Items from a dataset
——————

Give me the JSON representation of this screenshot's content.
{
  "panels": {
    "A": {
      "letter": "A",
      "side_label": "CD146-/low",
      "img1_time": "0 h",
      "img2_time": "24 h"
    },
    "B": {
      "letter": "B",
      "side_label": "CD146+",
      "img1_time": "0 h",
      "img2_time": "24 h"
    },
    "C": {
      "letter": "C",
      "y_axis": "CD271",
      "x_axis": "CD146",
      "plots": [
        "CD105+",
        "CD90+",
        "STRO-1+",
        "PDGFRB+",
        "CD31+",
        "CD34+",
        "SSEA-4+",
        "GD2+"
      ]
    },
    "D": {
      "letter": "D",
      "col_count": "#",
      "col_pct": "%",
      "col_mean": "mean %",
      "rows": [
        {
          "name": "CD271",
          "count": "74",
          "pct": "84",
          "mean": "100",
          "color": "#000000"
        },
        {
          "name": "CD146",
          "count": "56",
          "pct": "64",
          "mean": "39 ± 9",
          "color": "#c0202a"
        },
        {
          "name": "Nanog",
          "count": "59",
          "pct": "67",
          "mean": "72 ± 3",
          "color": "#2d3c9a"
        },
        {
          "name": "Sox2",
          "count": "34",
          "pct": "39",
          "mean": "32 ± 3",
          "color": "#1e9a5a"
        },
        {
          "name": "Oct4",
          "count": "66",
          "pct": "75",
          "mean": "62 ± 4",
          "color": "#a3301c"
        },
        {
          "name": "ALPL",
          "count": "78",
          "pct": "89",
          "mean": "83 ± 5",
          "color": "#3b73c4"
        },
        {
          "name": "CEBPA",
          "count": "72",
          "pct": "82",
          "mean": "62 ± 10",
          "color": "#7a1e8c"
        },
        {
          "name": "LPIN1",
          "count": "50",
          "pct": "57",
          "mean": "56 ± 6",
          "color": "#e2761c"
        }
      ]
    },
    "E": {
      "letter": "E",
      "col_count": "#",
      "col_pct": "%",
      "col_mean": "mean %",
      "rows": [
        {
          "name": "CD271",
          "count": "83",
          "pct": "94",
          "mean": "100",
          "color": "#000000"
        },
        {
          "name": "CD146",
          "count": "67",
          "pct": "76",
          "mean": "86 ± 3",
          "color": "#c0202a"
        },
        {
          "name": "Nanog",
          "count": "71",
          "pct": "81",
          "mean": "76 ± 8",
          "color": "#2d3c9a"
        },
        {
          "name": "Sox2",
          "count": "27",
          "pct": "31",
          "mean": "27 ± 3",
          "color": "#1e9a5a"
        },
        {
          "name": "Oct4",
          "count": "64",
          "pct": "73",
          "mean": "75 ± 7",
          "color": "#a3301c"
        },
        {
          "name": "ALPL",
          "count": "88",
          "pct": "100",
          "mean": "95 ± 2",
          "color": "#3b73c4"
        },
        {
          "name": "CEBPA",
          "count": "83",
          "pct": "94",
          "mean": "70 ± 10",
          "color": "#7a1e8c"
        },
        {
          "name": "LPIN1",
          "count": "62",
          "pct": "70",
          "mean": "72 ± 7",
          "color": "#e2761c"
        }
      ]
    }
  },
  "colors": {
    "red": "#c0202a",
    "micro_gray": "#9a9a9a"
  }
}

——————

INSTRUCTIONS FOR THE TASK
Repeat all of the records above exactly as written.

ANSWER FOR THIS EXERCISE
Give me the JSON representation of this screenshot's content.
{
  "panels": {
    "A": {
      "letter": "A",
      "side_label": "CD146-/low",
      "img1_time": "0 h",
      "img2_time": "24 h"
    },
    "B": {
      "letter": "B",
      "side_label": "CD146+",
      "img1_time": "0 h",
      "img2_time": "24 h"
    },
    "C": {
      "letter": "C",
      "y_axis": "CD271",
      "x_axis": "CD146",
      "plots": [
        "CD105+",
        "CD90+",
        "STRO-1+",
        "PDGFRB+",
        "CD31+",
        "CD34+",
        "SSEA-4+",
        "GD2+"
      ]
    },
    "D": {
      "letter": "D",
      "col_count": "#",
      "col_pct": "%",
      "col_mean": "mean %",
      "rows": [
        {
          "name": "CD271",
          "count": "74",
          "pct": "84",
          "mean": "100",
          "color": "#000000"
        },
        {
          "name": "CD146",
          "count": "56",
          "pct": "64",
          "mean": "39 ± 9",
          "color": "#c0202a"
        },
        {
          "name": "Nanog",
          "count": "59",
          "pct": "67",
          "mean": "72 ± 3",
          "color": "#2d3c9a"
        },
        {
          "name": "Sox2",
          "count": "34",
          "pct": "39",
          "mean": "32 ± 3",
          "color": "#1e9a5a"
        },
        {
          "name": "Oct4",
          "count": "66",
          "pct": "75",
          "mean": "62 ± 4",
          "color": "#a3301c"
        },
        {
          "name": "ALPL",
          "count": "78",
          "pct": "89",
          "mean": "83 ± 5",
          "color": "#3b73c4"
        },
        {
          "name": "CEBPA",
          "count": "72",
          "pct": "82",
          "mean": "62 ± 10",
          "color": "#7a1e8c"
        },
        {
          "name": "LPIN1",
          "count": "50",
          "pct": "57",
          "mean": "56 ± 6",
          "color": "#e2761c"
        }
      ]
    },
    "E": {
      "letter": "E",
      "col_count": "#",
      "col_pct": "%",
      "col_mean": "mean %",
      "rows": [
        {
          "name": "CD271",
          "count": "83",
          "pct": "94",
          "mean": "100",
          "color": "#000000"
        },
        {
          "name": "CD146",
          "count": "67",
          "pct": "76",
          "mean": "86 ± 3",
          "color": "#c0202a"
        },
        {
          "name": "Nanog",
          "count": "71",
          "pct": "81",
          "mean": "76 ± 8",
          "color": "#2d3c9a"
        },
        {
          "name": "Sox2",
          "count": "27",
          "pct": "31",
          "mean": "27 ± 3",
          "color": "#1e9a5a"
        },
        {
          "name": "Oct4",
          "count": "64",
          "pct": "73",
          "mean": "75 ± 7",
          "color": "#a3301c"
        },
        {
          "name": "ALPL",
          "count": "88",
          "pct": "100",
          "mean": "95 ± 2",
          "color": "#3b73c4"
        },
        {
          "name": "CEBPA",
          "count": "83",
          "pct": "94",
          "mean": "70 ± 10",
          "color": "#7a1e8c"
        },
        {
          "name": "LPIN1",
          "count": "62",
          "pct": "70",
          "mean": "72 ± 7",
          "color": "#e2761c"
        }
      ]
    }
  },
  "colors": {
    "red": "#c0202a",
    "micro_gray": "#9a9a9a"
  }
}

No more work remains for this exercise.